(Items listed in a dataset)
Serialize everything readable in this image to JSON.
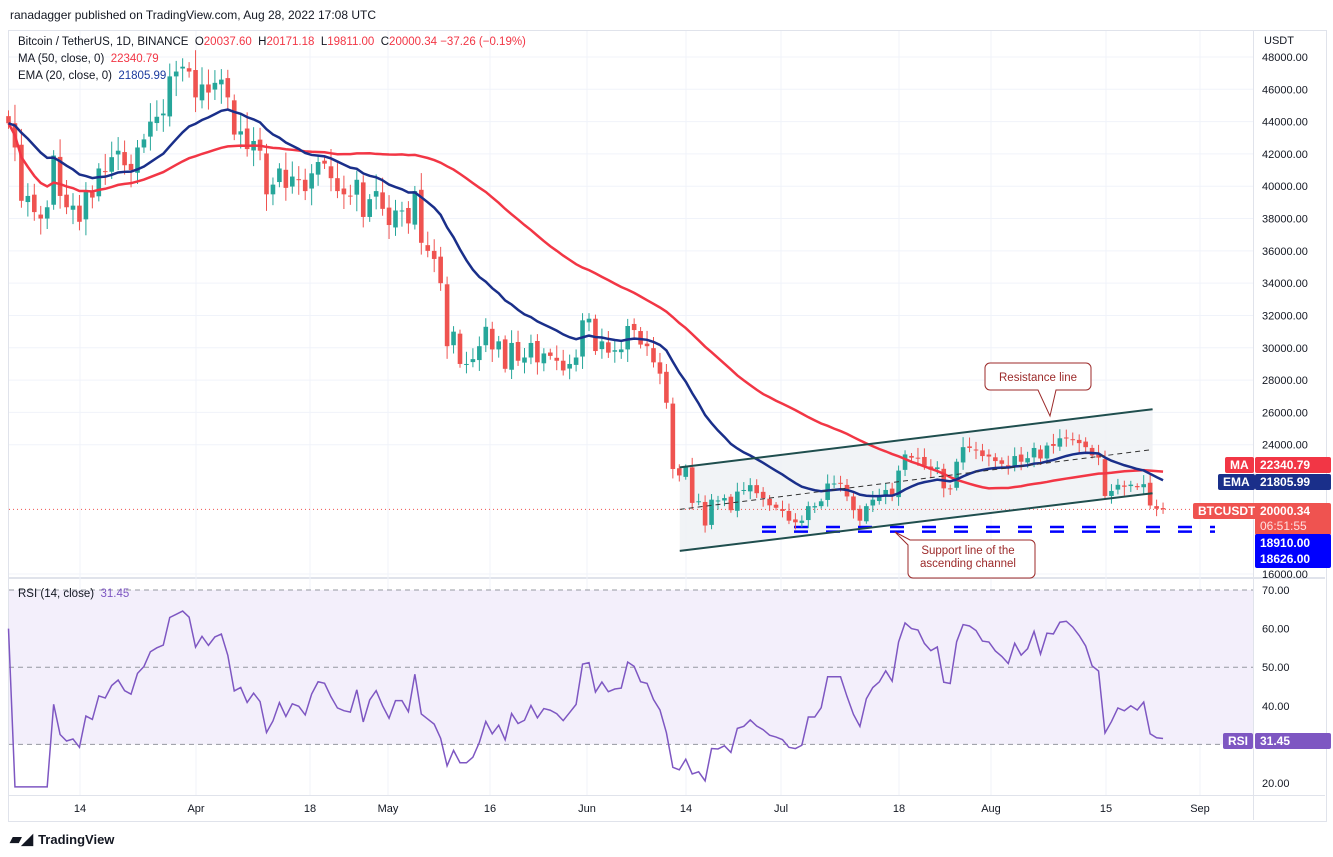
{
  "publisher": "ranadagger published on TradingView.com, Aug 28, 2022 17:08 UTC",
  "legend": {
    "symbol": "Bitcoin / TetherUS, 1D, BINANCE",
    "open_label": "O",
    "open": "20037.60",
    "high_label": "H",
    "high": "20171.18",
    "low_label": "L",
    "low": "19811.00",
    "close_label": "C",
    "close": "20000.34",
    "change": "−37.26 (−0.19%)",
    "ma_label": "MA (50, close, 0)",
    "ma_value": "22340.79",
    "ema_label": "EMA (20, close, 0)",
    "ema_value": "21805.99",
    "rsi_label": "RSI (14, close)",
    "rsi_value": "31.45"
  },
  "axis": {
    "currency": "USDT",
    "price_ticks": [
      "48000.00",
      "46000.00",
      "44000.00",
      "42000.00",
      "40000.00",
      "38000.00",
      "36000.00",
      "34000.00",
      "32000.00",
      "30000.00",
      "28000.00",
      "26000.00",
      "24000.00",
      "16000.00"
    ],
    "rsi_ticks": [
      "70.00",
      "60.00",
      "50.00",
      "40.00",
      "20.00"
    ],
    "time_ticks": [
      "14",
      "Apr",
      "18",
      "May",
      "16",
      "Jun",
      "14",
      "Jul",
      "18",
      "Aug",
      "15",
      "Sep"
    ]
  },
  "tags": {
    "ma_name": "MA",
    "ma_value": "22340.79",
    "ema_name": "EMA",
    "ema_value": "21805.99",
    "symbol_name": "BTCUSDT",
    "price": "20000.34",
    "countdown": "06:51:55",
    "support1": "18910.00",
    "support2": "18626.00",
    "rsi_name": "RSI",
    "rsi_value": "31.45"
  },
  "annotations": {
    "resistance": "Resistance line",
    "support_line1": "Support line of the",
    "support_line2": "ascending channel"
  },
  "footer": {
    "brand": "TradingView"
  },
  "colors": {
    "up": "#26a69a",
    "down": "#ef5350",
    "ma": "#f23645",
    "ema": "#1a2f8a",
    "rsi": "#7e57c2",
    "support": "#0000ff"
  },
  "chart_data": {
    "type": "candlestick",
    "title": "Bitcoin / TetherUS, 1D, BINANCE",
    "start_date": "2022-03-02",
    "end_date": "2022-08-28",
    "ylim": [
      16000,
      48500
    ],
    "rsi_ylim": [
      18,
      72
    ],
    "closes": [
      43.9,
      42.4,
      39.1,
      39.4,
      38.4,
      38.0,
      38.7,
      41.9,
      39.4,
      38.7,
      38.8,
      37.8,
      39.7,
      39.3,
      41.1,
      40.9,
      41.8,
      42.2,
      41.3,
      41.0,
      42.4,
      42.9,
      44.0,
      44.3,
      44.5,
      46.8,
      47.1,
      47.4,
      47.1,
      45.5,
      46.3,
      45.8,
      46.4,
      46.6,
      45.5,
      43.2,
      43.4,
      42.3,
      42.8,
      42.2,
      39.5,
      40.1,
      41.1,
      39.9,
      40.6,
      40.4,
      39.7,
      40.8,
      41.5,
      41.4,
      40.5,
      39.7,
      39.5,
      39.4,
      40.4,
      38.1,
      39.2,
      39.7,
      38.6,
      37.6,
      38.5,
      38.5,
      37.7,
      39.7,
      36.5,
      36.0,
      35.5,
      34.0,
      30.1,
      31.0,
      29.0,
      29.0,
      29.3,
      30.1,
      31.3,
      29.9,
      30.4,
      28.7,
      30.3,
      29.2,
      29.4,
      30.3,
      29.1,
      29.65,
      29.5,
      29.2,
      28.6,
      29.0,
      29.4,
      31.7,
      31.8,
      29.8,
      30.4,
      29.7,
      29.85,
      29.9,
      31.35,
      31.1,
      30.2,
      30.1,
      29.1,
      28.4,
      26.6,
      22.5,
      22.1,
      22.6,
      20.4,
      20.5,
      19.0,
      20.6,
      20.55,
      20.7,
      19.95,
      21.1,
      21.2,
      21.5,
      21.0,
      20.7,
      20.25,
      20.1,
      19.9,
      19.3,
      19.2,
      19.3,
      20.2,
      20.2,
      20.5,
      21.6,
      21.6,
      21.6,
      20.8,
      19.95,
      19.3,
      20.2,
      20.6,
      20.8,
      21.2,
      20.8,
      22.4,
      23.4,
      23.2,
      23.15,
      22.7,
      22.45,
      22.6,
      21.3,
      21.25,
      22.95,
      23.85,
      23.8,
      23.65,
      23.3,
      23.27,
      22.99,
      22.82,
      22.6,
      23.3,
      22.95,
      23.17,
      23.8,
      23.15,
      23.95,
      23.93,
      24.4,
      24.44,
      24.3,
      24.1,
      23.85,
      23.34,
      23.2,
      20.83,
      21.14,
      21.52,
      21.4,
      21.53,
      21.37,
      21.56,
      20.24,
      20.04,
      20.0
    ],
    "close_units": "thousand USDT",
    "ma_period": 50,
    "ema_period": 20,
    "rsi_period": 14,
    "channel": {
      "start_day_index": 105,
      "end_day_index": 178,
      "lower": [
        17430,
        21000
      ],
      "middle": [
        20000,
        23700
      ],
      "upper": [
        22600,
        26200
      ]
    },
    "support_levels": [
      18910,
      18626
    ],
    "last_price": 20000.34
  }
}
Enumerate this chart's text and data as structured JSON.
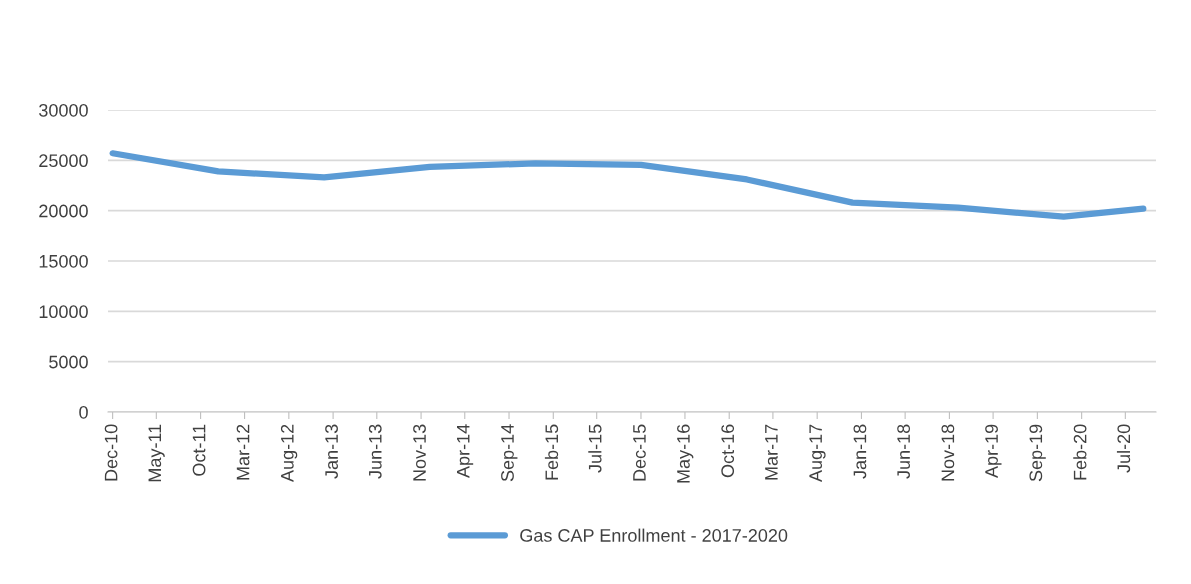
{
  "chart_data": {
    "type": "line",
    "x": [
      "2010-12",
      "2011-12",
      "2012-12",
      "2013-12",
      "2014-12",
      "2015-12",
      "2016-12",
      "2017-12",
      "2018-12",
      "2019-12",
      "2020-09"
    ],
    "series": [
      {
        "name": "Gas CAP Enrollment - 2017-2020",
        "color": "#5b9bd5",
        "values": [
          25700,
          23900,
          23300,
          24350,
          24700,
          24550,
          23100,
          20800,
          20300,
          19400,
          20200
        ]
      }
    ],
    "xlim": [
      "2010-11-15",
      "2020-10-15"
    ],
    "xticks": [
      {
        "value": "2010-12",
        "label": "Dec-10"
      },
      {
        "value": "2011-05",
        "label": "May-11"
      },
      {
        "value": "2011-10",
        "label": "Oct-11"
      },
      {
        "value": "2012-03",
        "label": "Mar-12"
      },
      {
        "value": "2012-08",
        "label": "Aug-12"
      },
      {
        "value": "2013-01",
        "label": "Jan-13"
      },
      {
        "value": "2013-06",
        "label": "Jun-13"
      },
      {
        "value": "2013-11",
        "label": "Nov-13"
      },
      {
        "value": "2014-04",
        "label": "Apr-14"
      },
      {
        "value": "2014-09",
        "label": "Sep-14"
      },
      {
        "value": "2015-02",
        "label": "Feb-15"
      },
      {
        "value": "2015-07",
        "label": "Jul-15"
      },
      {
        "value": "2015-12",
        "label": "Dec-15"
      },
      {
        "value": "2016-05",
        "label": "May-16"
      },
      {
        "value": "2016-10",
        "label": "Oct-16"
      },
      {
        "value": "2017-03",
        "label": "Mar-17"
      },
      {
        "value": "2017-08",
        "label": "Aug-17"
      },
      {
        "value": "2018-01",
        "label": "Jan-18"
      },
      {
        "value": "2018-06",
        "label": "Jun-18"
      },
      {
        "value": "2018-11",
        "label": "Nov-18"
      },
      {
        "value": "2019-04",
        "label": "Apr-19"
      },
      {
        "value": "2019-09",
        "label": "Sep-19"
      },
      {
        "value": "2020-02",
        "label": "Feb-20"
      },
      {
        "value": "2020-07",
        "label": "Jul-20"
      }
    ],
    "ylim": [
      0,
      30000
    ],
    "yticks": [
      0,
      5000,
      10000,
      15000,
      20000,
      25000,
      30000
    ],
    "grid": "y",
    "legend": "bottom",
    "marker": "none",
    "line_style": "solid"
  }
}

[STATED PROBLEM]
Print each entry shown above with exact wording and no pictures.

[TASK RESPONSE]
Serialize everything readable in this image to JSON.
{
  "publisher": "ranadagger published on TradingView.com, Aug 28, 2022 17:08 UTC",
  "legend": {
    "symbol": "Bitcoin / TetherUS, 1D, BINANCE",
    "open_label": "O",
    "open": "20037.60",
    "high_label": "H",
    "high": "20171.18",
    "low_label": "L",
    "low": "19811.00",
    "close_label": "C",
    "close": "20000.34",
    "change": "−37.26 (−0.19%)",
    "ma_label": "MA (50, close, 0)",
    "ma_value": "22340.79",
    "ema_label": "EMA (20, close, 0)",
    "ema_value": "21805.99",
    "rsi_label": "RSI (14, close)",
    "rsi_value": "31.45"
  },
  "axis": {
    "currency": "USDT",
    "price_ticks": [
      "48000.00",
      "46000.00",
      "44000.00",
      "42000.00",
      "40000.00",
      "38000.00",
      "36000.00",
      "34000.00",
      "32000.00",
      "30000.00",
      "28000.00",
      "26000.00",
      "24000.00",
      "16000.00"
    ],
    "rsi_ticks": [
      "70.00",
      "60.00",
      "50.00",
      "40.00",
      "20.00"
    ],
    "time_ticks": [
      "14",
      "Apr",
      "18",
      "May",
      "16",
      "Jun",
      "14",
      "Jul",
      "18",
      "Aug",
      "15",
      "Sep"
    ]
  },
  "tags": {
    "ma_name": "MA",
    "ma_value": "22340.79",
    "ema_name": "EMA",
    "ema_value": "21805.99",
    "symbol_name": "BTCUSDT",
    "price": "20000.34",
    "countdown": "06:51:55",
    "support1": "18910.00",
    "support2": "18626.00",
    "rsi_name": "RSI",
    "rsi_value": "31.45"
  },
  "annotations": {
    "resistance": "Resistance line",
    "support_line1": "Support line of the",
    "support_line2": "ascending channel"
  },
  "footer": {
    "brand": "TradingView"
  },
  "colors": {
    "up": "#26a69a",
    "down": "#ef5350",
    "ma": "#f23645",
    "ema": "#1a2f8a",
    "rsi": "#7e57c2",
    "support": "#0000ff"
  },
  "chart_data": {
    "type": "candlestick",
    "title": "Bitcoin / TetherUS, 1D, BINANCE",
    "start_date": "2022-03-02",
    "end_date": "2022-08-28",
    "ylim": [
      16000,
      48500
    ],
    "rsi_ylim": [
      18,
      72
    ],
    "closes": [
      43.9,
      42.4,
      39.1,
      39.4,
      38.4,
      38.0,
      38.7,
      41.9,
      39.4,
      38.7,
      38.8,
      37.8,
      39.7,
      39.3,
      41.1,
      40.9,
      41.8,
      42.2,
      41.3,
      41.0,
      42.4,
      42.9,
      44.0,
      44.3,
      44.5,
      46.8,
      47.1,
      47.4,
      47.1,
      45.5,
      46.3,
      45.8,
      46.4,
      46.6,
      45.5,
      43.2,
      43.4,
      42.3,
      42.8,
      42.2,
      39.5,
      40.1,
      41.1,
      39.9,
      40.6,
      40.4,
      39.7,
      40.8,
      41.5,
      41.4,
      40.5,
      39.7,
      39.5,
      39.4,
      40.4,
      38.1,
      39.2,
      39.7,
      38.6,
      37.6,
      38.5,
      38.5,
      37.7,
      39.7,
      36.5,
      36.0,
      35.5,
      34.0,
      30.1,
      31.0,
      29.0,
      29.0,
      29.3,
      30.1,
      31.3,
      29.9,
      30.4,
      28.7,
      30.3,
      29.2,
      29.4,
      30.3,
      29.1,
      29.65,
      29.5,
      29.2,
      28.6,
      29.0,
      29.4,
      31.7,
      31.8,
      29.8,
      30.4,
      29.7,
      29.85,
      29.9,
      31.35,
      31.1,
      30.2,
      30.1,
      29.1,
      28.4,
      26.6,
      22.5,
      22.1,
      22.6,
      20.4,
      20.5,
      19.0,
      20.6,
      20.55,
      20.7,
      19.95,
      21.1,
      21.2,
      21.5,
      21.0,
      20.7,
      20.25,
      20.1,
      19.9,
      19.3,
      19.2,
      19.3,
      20.2,
      20.2,
      20.5,
      21.6,
      21.6,
      21.6,
      20.8,
      19.95,
      19.3,
      20.2,
      20.6,
      20.8,
      21.2,
      20.8,
      22.4,
      23.4,
      23.2,
      23.15,
      22.7,
      22.45,
      22.6,
      21.3,
      21.25,
      22.95,
      23.85,
      23.8,
      23.65,
      23.3,
      23.27,
      22.99,
      22.82,
      22.6,
      23.3,
      22.95,
      23.17,
      23.8,
      23.15,
      23.95,
      23.93,
      24.4,
      24.44,
      24.3,
      24.1,
      23.85,
      23.34,
      23.2,
      20.83,
      21.14,
      21.52,
      21.4,
      21.53,
      21.37,
      21.56,
      20.24,
      20.04,
      20.0
    ],
    "close_units": "thousand USDT",
    "ma_period": 50,
    "ema_period": 20,
    "rsi_period": 14,
    "channel": {
      "start_day_index": 105,
      "end_day_index": 178,
      "lower": [
        17430,
        21000
      ],
      "middle": [
        20000,
        23700
      ],
      "upper": [
        22600,
        26200
      ]
    },
    "support_levels": [
      18910,
      18626
    ],
    "last_price": 20000.34
  }
}
Enumerate this chart's text and data as structured JSON.
{
  "chart_data": {
    "type": "line",
    "x": [
      "2010-12",
      "2011-12",
      "2012-12",
      "2013-12",
      "2014-12",
      "2015-12",
      "2016-12",
      "2017-12",
      "2018-12",
      "2019-12",
      "2020-09"
    ],
    "series": [
      {
        "name": "Gas CAP Enrollment - 2017-2020",
        "color": "#5b9bd5",
        "values": [
          25700,
          23900,
          23300,
          24350,
          24700,
          24550,
          23100,
          20800,
          20300,
          19400,
          20200
        ]
      }
    ],
    "xlim": [
      "2010-11-15",
      "2020-10-15"
    ],
    "xticks": [
      {
        "value": "2010-12",
        "label": "Dec-10"
      },
      {
        "value": "2011-05",
        "label": "May-11"
      },
      {
        "value": "2011-10",
        "label": "Oct-11"
      },
      {
        "value": "2012-03",
        "label": "Mar-12"
      },
      {
        "value": "2012-08",
        "label": "Aug-12"
      },
      {
        "value": "2013-01",
        "label": "Jan-13"
      },
      {
        "value": "2013-06",
        "label": "Jun-13"
      },
      {
        "value": "2013-11",
        "label": "Nov-13"
      },
      {
        "value": "2014-04",
        "label": "Apr-14"
      },
      {
        "value": "2014-09",
        "label": "Sep-14"
      },
      {
        "value": "2015-02",
        "label": "Feb-15"
      },
      {
        "value": "2015-07",
        "label": "Jul-15"
      },
      {
        "value": "2015-12",
        "label": "Dec-15"
      },
      {
        "value": "2016-05",
        "label": "May-16"
      },
      {
        "value": "2016-10",
        "label": "Oct-16"
      },
      {
        "value": "2017-03",
        "label": "Mar-17"
      },
      {
        "value": "2017-08",
        "label": "Aug-17"
      },
      {
        "value": "2018-01",
        "label": "Jan-18"
      },
      {
        "value": "2018-06",
        "label": "Jun-18"
      },
      {
        "value": "2018-11",
        "label": "Nov-18"
      },
      {
        "value": "2019-04",
        "label": "Apr-19"
      },
      {
        "value": "2019-09",
        "label": "Sep-19"
      },
      {
        "value": "2020-02",
        "label": "Feb-20"
      },
      {
        "value": "2020-07",
        "label": "Jul-20"
      }
    ],
    "ylim": [
      0,
      30000
    ],
    "yticks": [
      0,
      5000,
      10000,
      15000,
      20000,
      25000,
      30000
    ],
    "grid": "y",
    "legend": "bottom",
    "marker": "none",
    "line_style": "solid"
  }
}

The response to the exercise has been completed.